EXERCISE DESCRIPTION ::
Produce an exact copy of all the records.

======== DATASET EXTRACT

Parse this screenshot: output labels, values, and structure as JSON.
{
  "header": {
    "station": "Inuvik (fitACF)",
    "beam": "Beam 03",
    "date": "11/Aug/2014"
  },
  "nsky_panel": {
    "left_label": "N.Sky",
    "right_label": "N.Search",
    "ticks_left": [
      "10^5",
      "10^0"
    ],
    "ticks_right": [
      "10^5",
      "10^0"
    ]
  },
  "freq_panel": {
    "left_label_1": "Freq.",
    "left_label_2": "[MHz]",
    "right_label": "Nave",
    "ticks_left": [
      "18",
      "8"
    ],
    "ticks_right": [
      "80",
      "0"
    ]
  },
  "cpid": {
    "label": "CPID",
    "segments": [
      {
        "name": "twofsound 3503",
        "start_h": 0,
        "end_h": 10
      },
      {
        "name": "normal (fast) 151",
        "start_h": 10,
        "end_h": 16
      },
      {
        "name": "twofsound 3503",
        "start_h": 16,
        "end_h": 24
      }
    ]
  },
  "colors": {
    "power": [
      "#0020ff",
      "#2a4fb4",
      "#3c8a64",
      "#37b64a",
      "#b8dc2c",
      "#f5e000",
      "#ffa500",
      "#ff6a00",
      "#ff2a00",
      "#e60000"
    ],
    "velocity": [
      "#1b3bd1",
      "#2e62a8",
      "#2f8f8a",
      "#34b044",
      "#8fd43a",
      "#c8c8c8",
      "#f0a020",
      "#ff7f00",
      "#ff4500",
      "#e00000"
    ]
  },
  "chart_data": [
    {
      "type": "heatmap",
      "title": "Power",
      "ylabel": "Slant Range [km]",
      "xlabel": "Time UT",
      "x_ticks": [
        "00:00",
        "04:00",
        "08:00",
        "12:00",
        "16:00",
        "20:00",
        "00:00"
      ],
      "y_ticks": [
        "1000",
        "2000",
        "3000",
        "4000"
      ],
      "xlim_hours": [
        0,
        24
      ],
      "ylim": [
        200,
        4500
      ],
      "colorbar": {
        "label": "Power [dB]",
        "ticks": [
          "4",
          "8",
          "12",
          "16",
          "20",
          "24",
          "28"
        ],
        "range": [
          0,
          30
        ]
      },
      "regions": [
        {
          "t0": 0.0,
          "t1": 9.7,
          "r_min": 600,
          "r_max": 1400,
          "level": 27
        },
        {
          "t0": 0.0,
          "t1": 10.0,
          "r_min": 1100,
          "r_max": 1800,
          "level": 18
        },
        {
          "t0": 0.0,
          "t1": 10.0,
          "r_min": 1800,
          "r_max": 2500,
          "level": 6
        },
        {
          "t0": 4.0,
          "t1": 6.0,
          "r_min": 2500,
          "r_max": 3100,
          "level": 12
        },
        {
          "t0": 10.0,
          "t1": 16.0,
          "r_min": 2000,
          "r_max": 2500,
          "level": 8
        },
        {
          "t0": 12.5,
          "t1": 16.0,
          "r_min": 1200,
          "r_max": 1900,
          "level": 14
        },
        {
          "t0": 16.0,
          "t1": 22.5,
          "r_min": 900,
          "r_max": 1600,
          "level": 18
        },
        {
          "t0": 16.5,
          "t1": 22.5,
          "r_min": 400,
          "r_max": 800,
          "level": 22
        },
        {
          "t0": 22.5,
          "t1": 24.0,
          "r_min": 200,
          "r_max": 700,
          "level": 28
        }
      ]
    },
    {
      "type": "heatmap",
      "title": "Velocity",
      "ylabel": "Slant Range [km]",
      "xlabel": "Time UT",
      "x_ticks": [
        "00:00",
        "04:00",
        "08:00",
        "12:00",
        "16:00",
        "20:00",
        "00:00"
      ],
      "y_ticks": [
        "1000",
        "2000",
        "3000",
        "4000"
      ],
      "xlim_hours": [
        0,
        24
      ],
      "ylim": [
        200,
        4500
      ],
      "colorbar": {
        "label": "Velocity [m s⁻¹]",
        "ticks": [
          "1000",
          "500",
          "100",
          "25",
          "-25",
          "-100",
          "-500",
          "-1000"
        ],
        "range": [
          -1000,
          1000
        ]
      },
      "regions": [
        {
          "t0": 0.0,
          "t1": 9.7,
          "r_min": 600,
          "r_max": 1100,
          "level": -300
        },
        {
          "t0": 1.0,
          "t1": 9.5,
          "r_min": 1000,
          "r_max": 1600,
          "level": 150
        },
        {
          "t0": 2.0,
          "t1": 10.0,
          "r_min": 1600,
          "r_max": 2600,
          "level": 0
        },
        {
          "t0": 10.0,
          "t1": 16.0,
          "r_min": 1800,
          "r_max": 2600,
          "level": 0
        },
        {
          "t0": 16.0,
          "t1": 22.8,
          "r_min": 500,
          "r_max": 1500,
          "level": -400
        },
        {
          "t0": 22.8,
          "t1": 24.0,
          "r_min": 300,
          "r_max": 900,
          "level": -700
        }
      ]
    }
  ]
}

================

CORRECT OUTPUT ::
Parse this screenshot: output labels, values, and structure as JSON.
{
  "header": {
    "station": "Inuvik (fitACF)",
    "beam": "Beam 03",
    "date": "11/Aug/2014"
  },
  "nsky_panel": {
    "left_label": "N.Sky",
    "right_label": "N.Search",
    "ticks_left": [
      "10^5",
      "10^0"
    ],
    "ticks_right": [
      "10^5",
      "10^0"
    ]
  },
  "freq_panel": {
    "left_label_1": "Freq.",
    "left_label_2": "[MHz]",
    "right_label": "Nave",
    "ticks_left": [
      "18",
      "8"
    ],
    "ticks_right": [
      "80",
      "0"
    ]
  },
  "cpid": {
    "label": "CPID",
    "segments": [
      {
        "name": "twofsound 3503",
        "start_h": 0,
        "end_h": 10
      },
      {
        "name": "normal (fast) 151",
        "start_h": 10,
        "end_h": 16
      },
      {
        "name": "twofsound 3503",
        "start_h": 16,
        "end_h": 24
      }
    ]
  },
  "colors": {
    "power": [
      "#0020ff",
      "#2a4fb4",
      "#3c8a64",
      "#37b64a",
      "#b8dc2c",
      "#f5e000",
      "#ffa500",
      "#ff6a00",
      "#ff2a00",
      "#e60000"
    ],
    "velocity": [
      "#1b3bd1",
      "#2e62a8",
      "#2f8f8a",
      "#34b044",
      "#8fd43a",
      "#c8c8c8",
      "#f0a020",
      "#ff7f00",
      "#ff4500",
      "#e00000"
    ]
  },
  "chart_data": [
    {
      "type": "heatmap",
      "title": "Power",
      "ylabel": "Slant Range [km]",
      "xlabel": "Time UT",
      "x_ticks": [
        "00:00",
        "04:00",
        "08:00",
        "12:00",
        "16:00",
        "20:00",
        "00:00"
      ],
      "y_ticks": [
        "1000",
        "2000",
        "3000",
        "4000"
      ],
      "xlim_hours": [
        0,
        24
      ],
      "ylim": [
        200,
        4500
      ],
      "colorbar": {
        "label": "Power [dB]",
        "ticks": [
          "4",
          "8",
          "12",
          "16",
          "20",
          "24",
          "28"
        ],
        "range": [
          0,
          30
        ]
      },
      "regions": [
        {
          "t0": 0.0,
          "t1": 9.7,
          "r_min": 600,
          "r_max": 1400,
          "level": 27
        },
        {
          "t0": 0.0,
          "t1": 10.0,
          "r_min": 1100,
          "r_max": 1800,
          "level": 18
        },
        {
          "t0": 0.0,
          "t1": 10.0,
          "r_min": 1800,
          "r_max": 2500,
          "level": 6
        },
        {
          "t0": 4.0,
          "t1": 6.0,
          "r_min": 2500,
          "r_max": 3100,
          "level": 12
        },
        {
          "t0": 10.0,
          "t1": 16.0,
          "r_min": 2000,
          "r_max": 2500,
          "level": 8
        },
        {
          "t0": 12.5,
          "t1": 16.0,
          "r_min": 1200,
          "r_max": 1900,
          "level": 14
        },
        {
          "t0": 16.0,
          "t1": 22.5,
          "r_min": 900,
          "r_max": 1600,
          "level": 18
        },
        {
          "t0": 16.5,
          "t1": 22.5,
          "r_min": 400,
          "r_max": 800,
          "level": 22
        },
        {
          "t0": 22.5,
          "t1": 24.0,
          "r_min": 200,
          "r_max": 700,
          "level": 28
        }
      ]
    },
    {
      "type": "heatmap",
      "title": "Velocity",
      "ylabel": "Slant Range [km]",
      "xlabel": "Time UT",
      "x_ticks": [
        "00:00",
        "04:00",
        "08:00",
        "12:00",
        "16:00",
        "20:00",
        "00:00"
      ],
      "y_ticks": [
        "1000",
        "2000",
        "3000",
        "4000"
      ],
      "xlim_hours": [
        0,
        24
      ],
      "ylim": [
        200,
        4500
      ],
      "colorbar": {
        "label": "Velocity [m s⁻¹]",
        "ticks": [
          "1000",
          "500",
          "100",
          "25",
          "-25",
          "-100",
          "-500",
          "-1000"
        ],
        "range": [
          -1000,
          1000
        ]
      },
      "regions": [
        {
          "t0": 0.0,
          "t1": 9.7,
          "r_min": 600,
          "r_max": 1100,
          "level": -300
        },
        {
          "t0": 1.0,
          "t1": 9.5,
          "r_min": 1000,
          "r_max": 1600,
          "level": 150
        },
        {
          "t0": 2.0,
          "t1": 10.0,
          "r_min": 1600,
          "r_max": 2600,
          "level": 0
        },
        {
          "t0": 10.0,
          "t1": 16.0,
          "r_min": 1800,
          "r_max": 2600,
          "level": 0
        },
        {
          "t0": 16.0,
          "t1": 22.8,
          "r_min": 500,
          "r_max": 1500,
          "level": -400
        },
        {
          "t0": 22.8,
          "t1": 24.0,
          "r_min": 300,
          "r_max": 900,
          "level": -700
        }
      ]
    }
  ]
}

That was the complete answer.